Exercise objective ->
Where a line of the listing below includes the word "endpoints", reproduce that line.

Information provided ->
========

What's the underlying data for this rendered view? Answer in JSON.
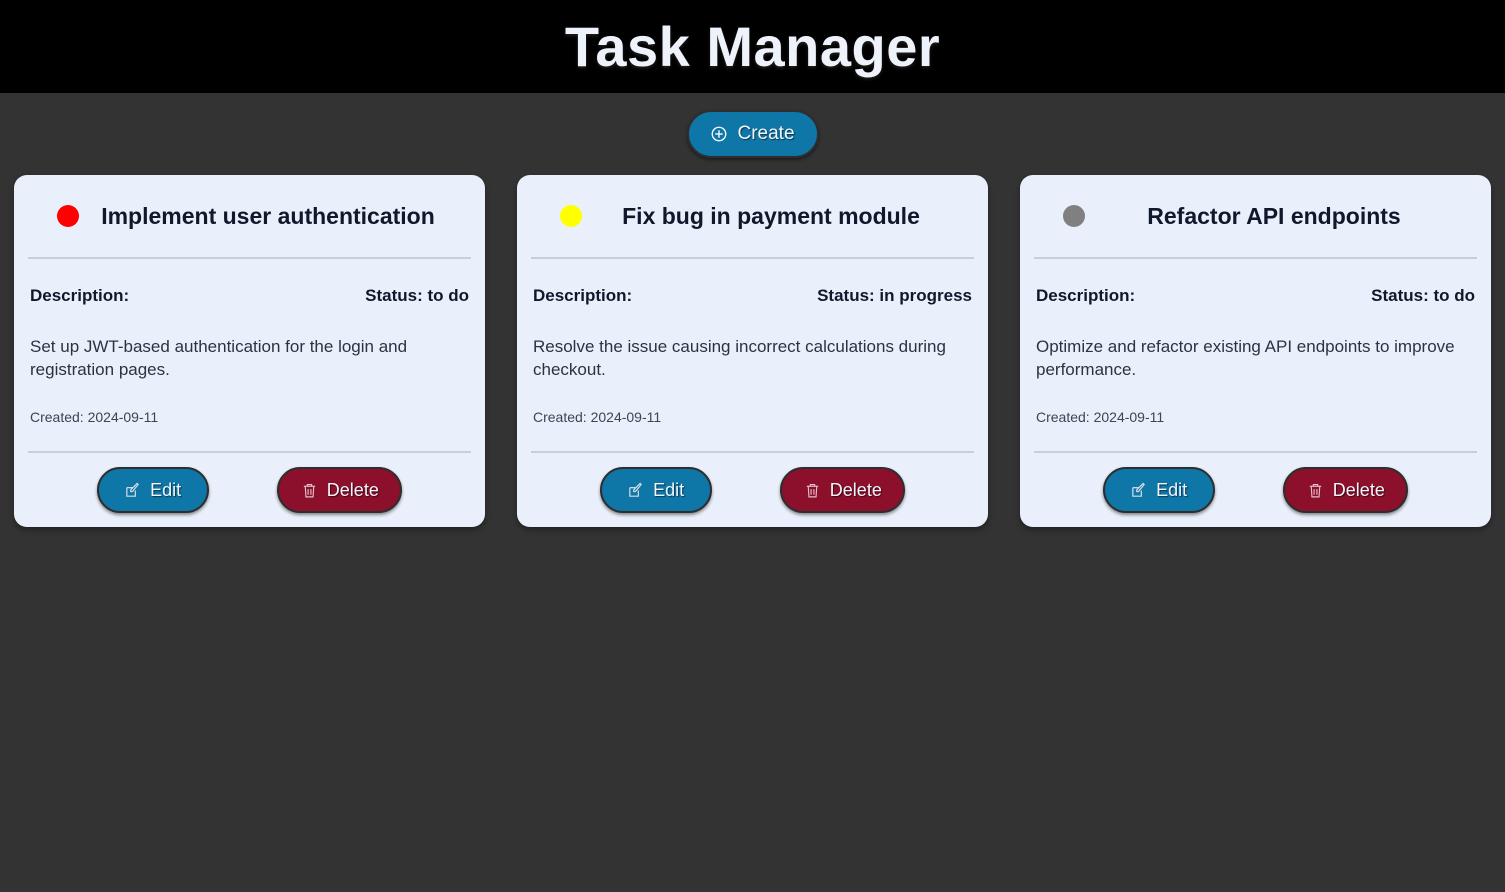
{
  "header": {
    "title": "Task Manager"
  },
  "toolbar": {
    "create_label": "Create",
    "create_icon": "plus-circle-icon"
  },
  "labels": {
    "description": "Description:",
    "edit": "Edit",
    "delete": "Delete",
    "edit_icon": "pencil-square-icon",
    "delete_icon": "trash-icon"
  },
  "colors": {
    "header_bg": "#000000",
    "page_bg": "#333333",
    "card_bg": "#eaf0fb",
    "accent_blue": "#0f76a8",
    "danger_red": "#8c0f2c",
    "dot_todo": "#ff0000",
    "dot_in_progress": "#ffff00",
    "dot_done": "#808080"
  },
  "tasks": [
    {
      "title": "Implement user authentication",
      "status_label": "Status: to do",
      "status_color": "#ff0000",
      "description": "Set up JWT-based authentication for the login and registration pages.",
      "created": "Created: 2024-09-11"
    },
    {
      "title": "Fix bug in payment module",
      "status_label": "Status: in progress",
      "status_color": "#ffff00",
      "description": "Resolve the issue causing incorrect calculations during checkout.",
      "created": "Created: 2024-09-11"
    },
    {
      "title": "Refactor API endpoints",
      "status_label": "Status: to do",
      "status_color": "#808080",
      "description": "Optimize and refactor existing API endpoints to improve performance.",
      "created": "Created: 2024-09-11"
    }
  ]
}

========

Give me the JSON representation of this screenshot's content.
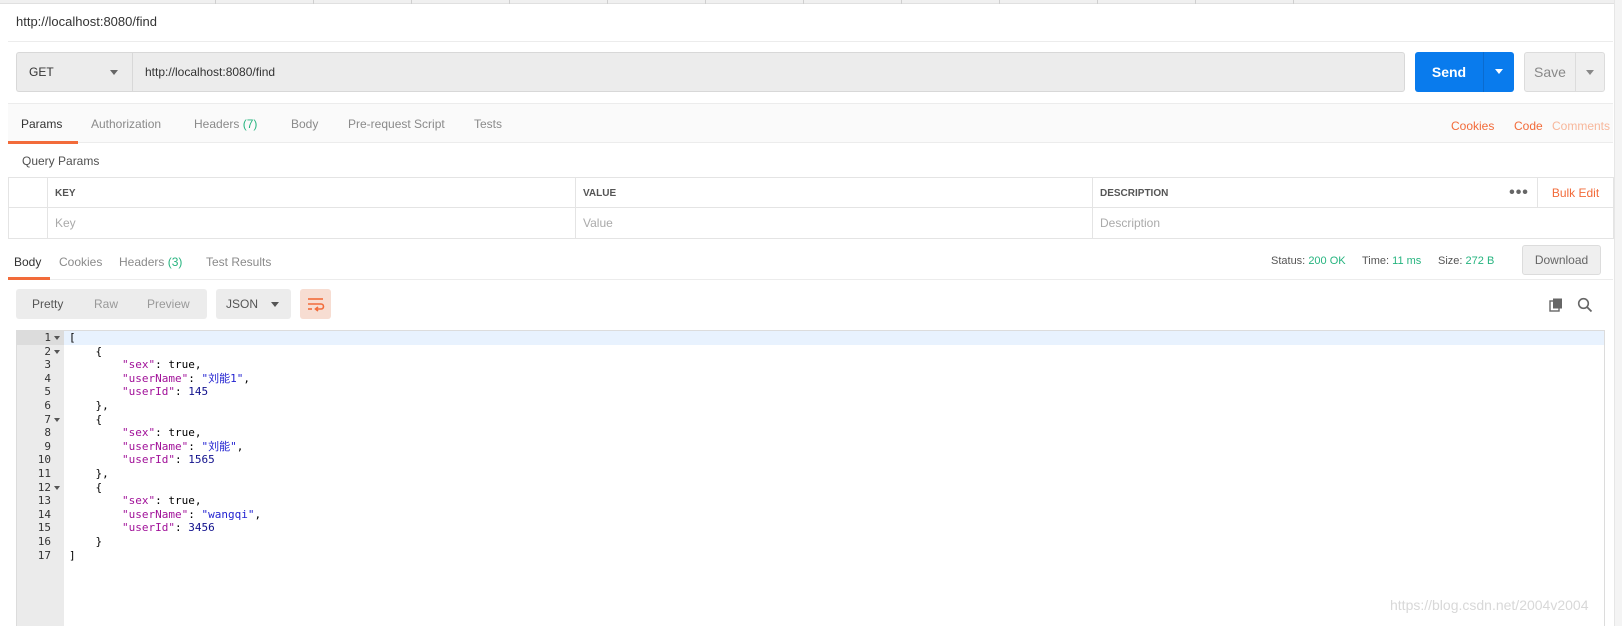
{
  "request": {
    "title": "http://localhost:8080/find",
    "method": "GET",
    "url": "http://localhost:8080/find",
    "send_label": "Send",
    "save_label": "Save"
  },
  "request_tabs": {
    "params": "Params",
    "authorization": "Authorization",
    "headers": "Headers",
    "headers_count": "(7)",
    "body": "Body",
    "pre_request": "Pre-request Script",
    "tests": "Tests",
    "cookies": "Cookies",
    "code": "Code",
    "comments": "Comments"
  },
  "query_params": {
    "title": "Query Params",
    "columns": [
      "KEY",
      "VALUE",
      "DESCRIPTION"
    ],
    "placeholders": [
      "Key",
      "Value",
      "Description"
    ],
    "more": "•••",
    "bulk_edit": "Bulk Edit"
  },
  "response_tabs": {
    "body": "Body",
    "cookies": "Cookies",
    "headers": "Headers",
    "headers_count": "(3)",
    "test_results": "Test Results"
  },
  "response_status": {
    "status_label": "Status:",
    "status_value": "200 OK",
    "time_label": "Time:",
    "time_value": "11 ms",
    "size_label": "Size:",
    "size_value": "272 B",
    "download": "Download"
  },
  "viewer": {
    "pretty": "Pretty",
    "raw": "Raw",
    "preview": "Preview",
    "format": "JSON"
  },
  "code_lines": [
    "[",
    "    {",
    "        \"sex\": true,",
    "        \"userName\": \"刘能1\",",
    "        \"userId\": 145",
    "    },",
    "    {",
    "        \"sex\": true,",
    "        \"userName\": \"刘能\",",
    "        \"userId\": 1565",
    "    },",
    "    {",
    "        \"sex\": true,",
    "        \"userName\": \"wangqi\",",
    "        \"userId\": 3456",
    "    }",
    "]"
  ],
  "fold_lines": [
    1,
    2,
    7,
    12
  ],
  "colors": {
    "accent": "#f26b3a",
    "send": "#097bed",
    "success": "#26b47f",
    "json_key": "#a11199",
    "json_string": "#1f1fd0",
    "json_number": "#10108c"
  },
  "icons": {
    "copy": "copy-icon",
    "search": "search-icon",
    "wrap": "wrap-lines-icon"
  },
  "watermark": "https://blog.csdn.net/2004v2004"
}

========

Solution to the problem ->
      "title": "Refactor API endpoints",
      "description": "Optimize and refactor existing API endpoints to improve performance.",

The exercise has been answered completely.